Each entry below is to be given again word for word, with no pictures.

(Dataset records)
============================================================

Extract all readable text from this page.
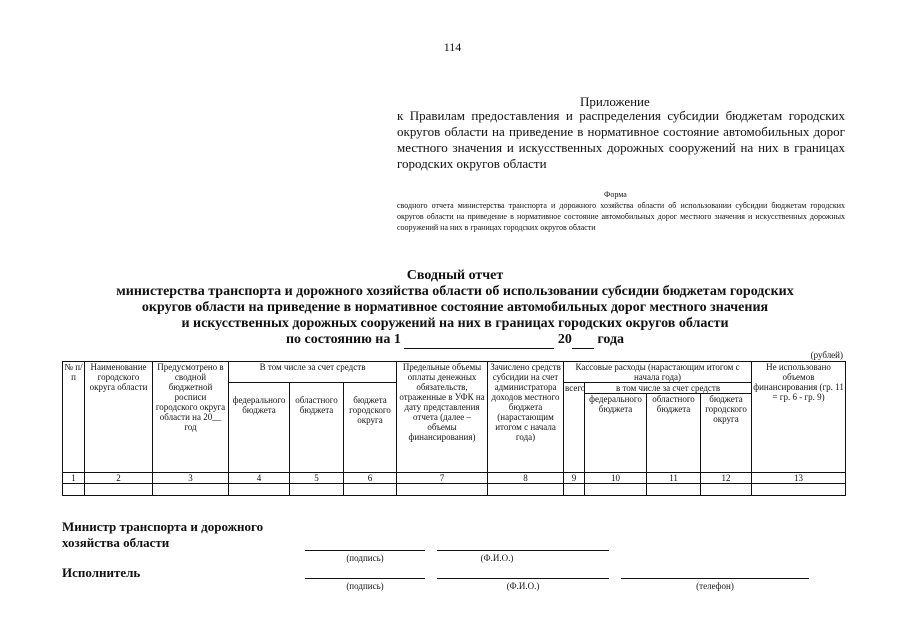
114
Приложение
к Правилам предоставления и распределения субсидии бюджетам городских округов области на приведение в нормативное состояние автомобильных дорог местного значения и искусственных дорожных сооружений на них в границах городских округов области
Форма
сводного отчета министерства транспорта и дорожного хозяйства области об использовании субсидии бюджетам городских округов области на приведение в нормативное состояние автомобильных дорог местного значения и искусственных дорожных сооружений на них в границах городских округов области
Сводный отчет
министерства транспорта и дорожного хозяйства области об использовании субсидии бюджетам городских
округов области на приведение в нормативное состояние автомобильных дорог местного значения
и искусственных дорожных сооружений на них в границах городских округов области
по состоянию на 1	20 года
(рублей)
№ п/п	Наименование городского округа области	Предусмотрено в сводной бюджетной росписи городского округа области на 20__ год	В том числе за счет средств			Предельные объемы оплаты денежных обязательств, отраженные в УФК на дату представления отчета (далее – объемы финансирования)	Зачислено средств субсидии на счет администратора доходов местного бюджета (нарастающим итогом с начала года)	Кассовые расходы (нарастающим итогом с начала года)				Не использовано объемов финансирования (гр. 11 = гр. 6 - гр. 9)
			федерального бюджета	областного бюджета	бюджета городского округа			всего	в том числе за счет средств			
									федерального бюджета	областного бюджета	бюджета городского округа	
1	2	3	4	5	6	7	8	9	10	11	12	13

Министр транспорта и дорожного хозяйства области
(подпись)	(Ф.И.О.)
Исполнитель
(подпись)	(Ф.И.О.)	(телефон)
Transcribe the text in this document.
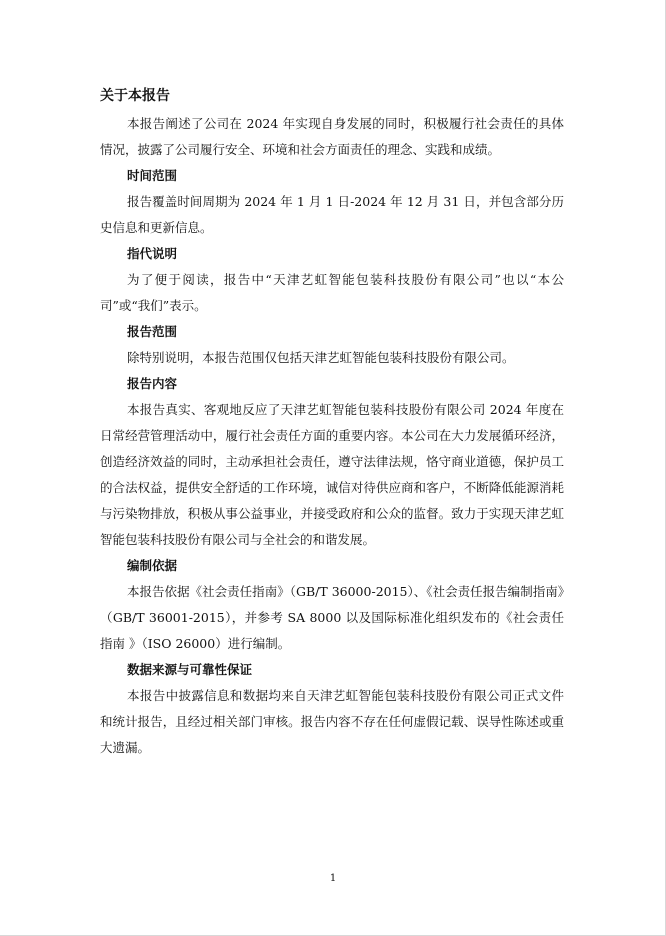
关于本报告

本报告阐述了公司在 2024 年实现自身发展的同时，积极履行社会责任的具体情况，披露了公司履行安全、环境和社会方面责任的理念、实践和成绩。

时间范围

报告覆盖时间周期为 2024 年 1 月 1 日-2024 年 12 月 31 日，并包含部分历史信息和更新信息。

指代说明

为了便于阅读，报告中“天津艺虹智能包装科技股份有限公司”也以“本公司”或“我们”表示。

报告范围

除特别说明，本报告范围仅包括天津艺虹智能包装科技股份有限公司。

报告内容

本报告真实、客观地反应了天津艺虹智能包装科技股份有限公司 2024 年度在日常经营管理活动中，履行社会责任方面的重要内容。本公司在大力发展循环经济，创造经济效益的同时，主动承担社会责任，遵守法律法规，恪守商业道德，保护员工的合法权益，提供安全舒适的工作环境，诚信对待供应商和客户，不断降低能源消耗与污染物排放，积极从事公益事业，并接受政府和公众的监督。致力于实现天津艺虹智能包装科技股份有限公司与全社会的和谐发展。

编制依据

本报告依据《社会责任指南》（GB/T 36000-2015）、《社会责任报告编制指南》（GB/T 36001-2015），并参考 SA 8000 以及国际标准化组织发布的《社会责任指南 》（ISO 26000）进行编制。

数据来源与可靠性保证

本报告中披露信息和数据均来自天津艺虹智能包装科技股份有限公司正式文件和统计报告，且经过相关部门审核。报告内容不存在任何虚假记载、误导性陈述或重大遗漏。

1
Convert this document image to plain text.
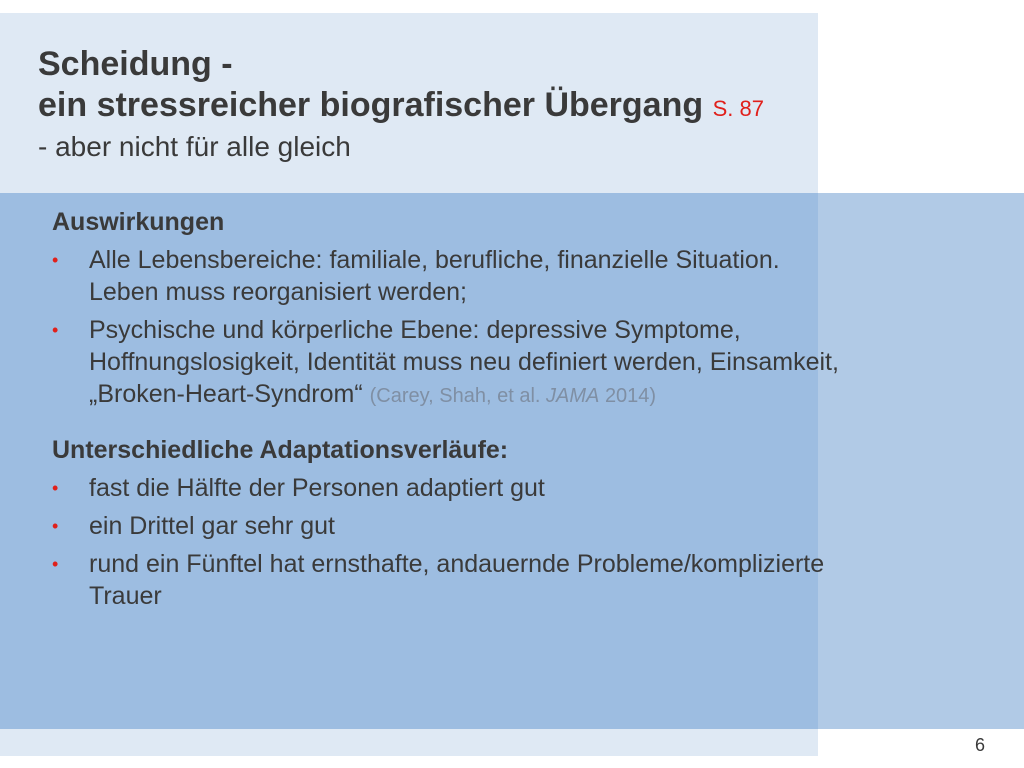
Scheidung -
ein stressreicher biografischer Übergang S. 87
- aber nicht für alle gleich
Auswirkungen
• Alle Lebensbereiche: familiale, berufliche, finanzielle Situation.
Leben muss reorganisiert werden;
• Psychische und körperliche Ebene: depressive Symptome,
Hoffnungslosigkeit, Identität muss neu definiert werden, Einsamkeit,
„Broken-Heart-Syndrom“ (Carey, Shah, et al. JAMA 2014)
Unterschiedliche Adaptationsverläufe:
• fast die Hälfte der Personen adaptiert gut
• ein Drittel gar sehr gut
• rund ein Fünftel hat ernsthafte, andauernde Probleme/komplizierte
Trauer
6
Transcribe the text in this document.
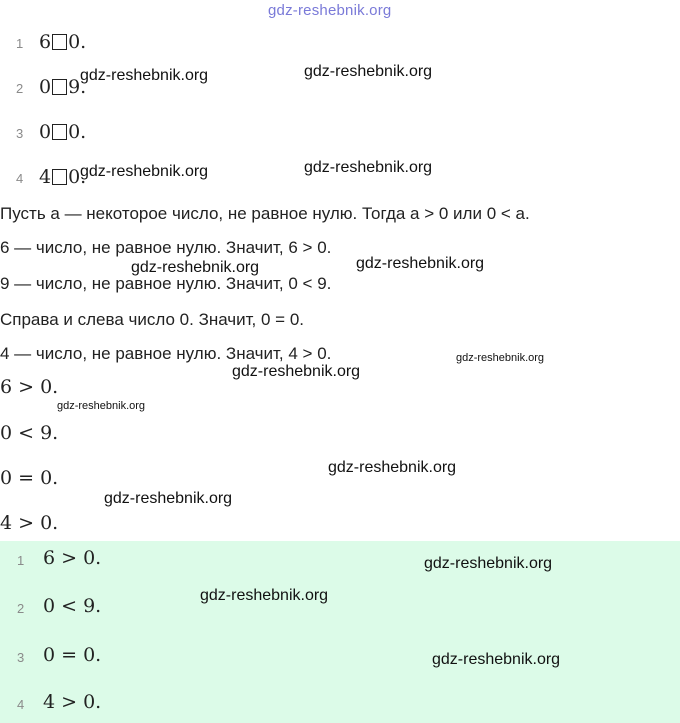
gdz-reshebnik.org
1 6 0.
2 0 9.
3 0 0.
4 4 0.
Пусть a — некоторое число, не равное нулю. Тогда a > 0 или 0 < a.
6 — число, не равное нулю. Значит, 6 > 0.
9 — число, не равное нулю. Значит, 0 < 9.
Справа и слева число 0. Значит, 0 = 0.
4 — число, не равное нулю. Значит, 4 > 0.
6 > 0.
0 < 9.
0 = 0.
4 > 0.
1 6 > 0.
2 0 < 9.
3 0 = 0.
4 4 > 0.
gdz-reshebnik.org	gdz-reshebnik.org
gdz-reshebnik.org	gdz-reshebnik.org
gdz-reshebnik.org	gdz-reshebnik.org
gdz-reshebnik.org
gdz-reshebnik.org
gdz-reshebnik.org
gdz-reshebnik.org
gdz-reshebnik.org
gdz-reshebnik.org
gdz-reshebnik.org
gdz-reshebnik.org
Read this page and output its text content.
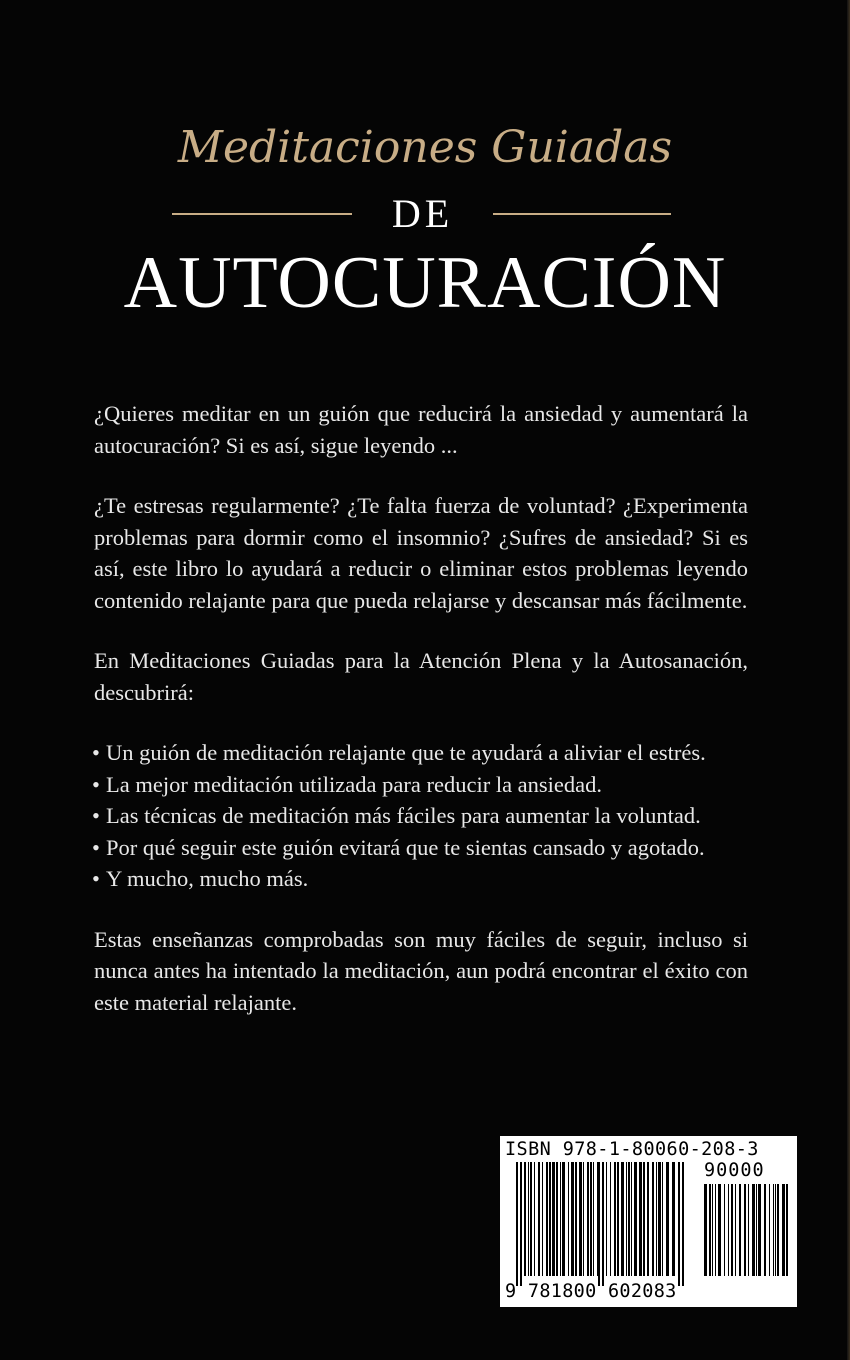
Meditaciones Guiadas
DE
AUTOCURACIÓN

¿Quieres meditar en un guión que reducirá la ansiedad y aumentará la autocuración? Si es así, sigue leyendo ...

¿Te estresas regularmente? ¿Te falta fuerza de voluntad? ¿Experimenta problemas para dormir como el insomnio? ¿Sufres de ansiedad? Si es así, este libro lo ayudará a reducir o eliminar estos problemas leyendo contenido relajante para que pueda relajarse y descansar más fácilmente.

En Meditaciones Guiadas para la Atención Plena y la Autosanación, descubrirá:

• Un guión de meditación relajante que te ayudará a aliviar el estrés.
• La mejor meditación utilizada para reducir la ansiedad.
• Las técnicas de meditación más fáciles para aumentar la voluntad.
• Por qué seguir este guión evitará que te sientas cansado y agotado.
• Y mucho, mucho más.

Estas enseñanzas comprobadas son muy fáciles de seguir, incluso si nunca antes ha intentado la meditación, aun podrá encontrar el éxito con este material relajante.

ISBN 978-1-80060-208-3
90000
9 781800 602083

============================================================

__RIGHT ANSWER__.
Extract all readable text from this page.
114
Приложение
к Правилам предоставления и распределения субсидии бюджетам городских округов области на приведение в нормативное состояние автомобильных дорог местного значения и искусственных дорожных сооружений на них в границах городских округов области
Форма
сводного отчета министерства транспорта и дорожного хозяйства области об использовании субсидии бюджетам городских округов области на приведение в нормативное состояние автомобильных дорог местного значения и искусственных дорожных сооружений на них в границах городских округов области
Сводный отчет
министерства транспорта и дорожного хозяйства области об использовании субсидии бюджетам городских
округов области на приведение в нормативное состояние автомобильных дорог местного значения
и искусственных дорожных сооружений на них в границах городских округов области
по состоянию на 1	20 года
(рублей)
№ п/п	Наименование городского округа области	Предусмотрено в сводной бюджетной росписи городского округа области на 20__ год	В том числе за счет средств			Предельные объемы оплаты денежных обязательств, отраженные в УФК на дату представления отчета (далее – объемы финансирования)	Зачислено средств субсидии на счет администратора доходов местного бюджета (нарастающим итогом с начала года)	Кассовые расходы (нарастающим итогом с начала года)				Не использовано объемов финансирования (гр. 11 = гр. 6 - гр. 9)
			федерального бюджета	областного бюджета	бюджета городского округа			всего	в том числе за счет средств			
									федерального бюджета	областного бюджета	бюджета городского округа	
1	2	3	4	5	6	7	8	9	10	11	12	13

Министр транспорта и дорожного хозяйства области
(подпись)	(Ф.И.О.)
Исполнитель
(подпись)	(Ф.И.О.)	(телефон)
Transcribe the text in this document.
关于本报告

本报告阐述了公司在 2024 年实现自身发展的同时，积极履行社会责任的具体情况，披露了公司履行安全、环境和社会方面责任的理念、实践和成绩。

时间范围

报告覆盖时间周期为 2024 年 1 月 1 日-2024 年 12 月 31 日，并包含部分历史信息和更新信息。

指代说明

为了便于阅读，报告中“天津艺虹智能包装科技股份有限公司”也以“本公司”或“我们”表示。

报告范围

除特别说明，本报告范围仅包括天津艺虹智能包装科技股份有限公司。

报告内容

本报告真实、客观地反应了天津艺虹智能包装科技股份有限公司 2024 年度在日常经营管理活动中，履行社会责任方面的重要内容。本公司在大力发展循环经济，创造经济效益的同时，主动承担社会责任，遵守法律法规，恪守商业道德，保护员工的合法权益，提供安全舒适的工作环境，诚信对待供应商和客户，不断降低能源消耗与污染物排放，积极从事公益事业，并接受政府和公众的监督。致力于实现天津艺虹智能包装科技股份有限公司与全社会的和谐发展。

编制依据

本报告依据《社会责任指南》（GB/T 36000-2015）、《社会责任报告编制指南》（GB/T 36001-2015），并参考 SA 8000 以及国际标准化组织发布的《社会责任指南 》（ISO 26000）进行编制。

数据来源与可靠性保证

本报告中披露信息和数据均来自天津艺虹智能包装科技股份有限公司正式文件和统计报告，且经过相关部门审核。报告内容不存在任何虚假记载、误导性陈述或重大遗漏。

1
Convert this document image to plain text.
Scheidung -
ein stressreicher biografischer Übergang S. 87
- aber nicht für alle gleich
Auswirkungen
• Alle Lebensbereiche: familiale, berufliche, finanzielle Situation.
Leben muss reorganisiert werden;
• Psychische und körperliche Ebene: depressive Symptome,
Hoffnungslosigkeit, Identität muss neu definiert werden, Einsamkeit,
„Broken-Heart-Syndrom“ (Carey, Shah, et al. JAMA 2014)
Unterschiedliche Adaptationsverläufe:
• fast die Hälfte der Personen adaptiert gut
• ein Drittel gar sehr gut
• rund ein Fünftel hat ernsthafte, andauernde Probleme/komplizierte
Trauer
6
Transcribe the text in this document.
gdz-reshebnik.org
1 6 0.
2 0 9.
3 0 0.
4 4 0.
Пусть a — некоторое число, не равное нулю. Тогда a > 0 или 0 < a.
6 — число, не равное нулю. Значит, 6 > 0.
9 — число, не равное нулю. Значит, 0 < 9.
Справа и слева число 0. Значит, 0 = 0.
4 — число, не равное нулю. Значит, 4 > 0.
6 > 0.
0 < 9.
0 = 0.
4 > 0.
1 6 > 0.
2 0 < 9.
3 0 = 0.
4 4 > 0.
gdz-reshebnik.org	gdz-reshebnik.org
gdz-reshebnik.org	gdz-reshebnik.org
gdz-reshebnik.org	gdz-reshebnik.org
gdz-reshebnik.org
gdz-reshebnik.org
gdz-reshebnik.org
gdz-reshebnik.org
gdz-reshebnik.org
gdz-reshebnik.org
gdz-reshebnik.org
gdz-reshebnik.org
Read this page and output its text content.
Meditaciones Guiadas
DE
AUTOCURACIÓN

¿Quieres meditar en un guión que reducirá la ansiedad y aumentará la autocuración? Si es así, sigue leyendo ...

¿Te estresas regularmente? ¿Te falta fuerza de voluntad? ¿Experimenta problemas para dormir como el insomnio? ¿Sufres de ansiedad? Si es así, este libro lo ayudará a reducir o eliminar estos problemas leyendo contenido relajante para que pueda relajarse y descansar más fácilmente.

En Meditaciones Guiadas para la Atención Plena y la Autosanación, descubrirá:

• Un guión de meditación relajante que te ayudará a aliviar el estrés.
• La mejor meditación utilizada para reducir la ansiedad.
• Las técnicas de meditación más fáciles para aumentar la voluntad.
• Por qué seguir este guión evitará que te sientas cansado y agotado.
• Y mucho, mucho más.

Estas enseñanzas comprobadas son muy fáciles de seguir, incluso si nunca antes ha intentado la meditación, aun podrá encontrar el éxito con este material relajante.

ISBN 978-1-80060-208-3
90000
9 781800 602083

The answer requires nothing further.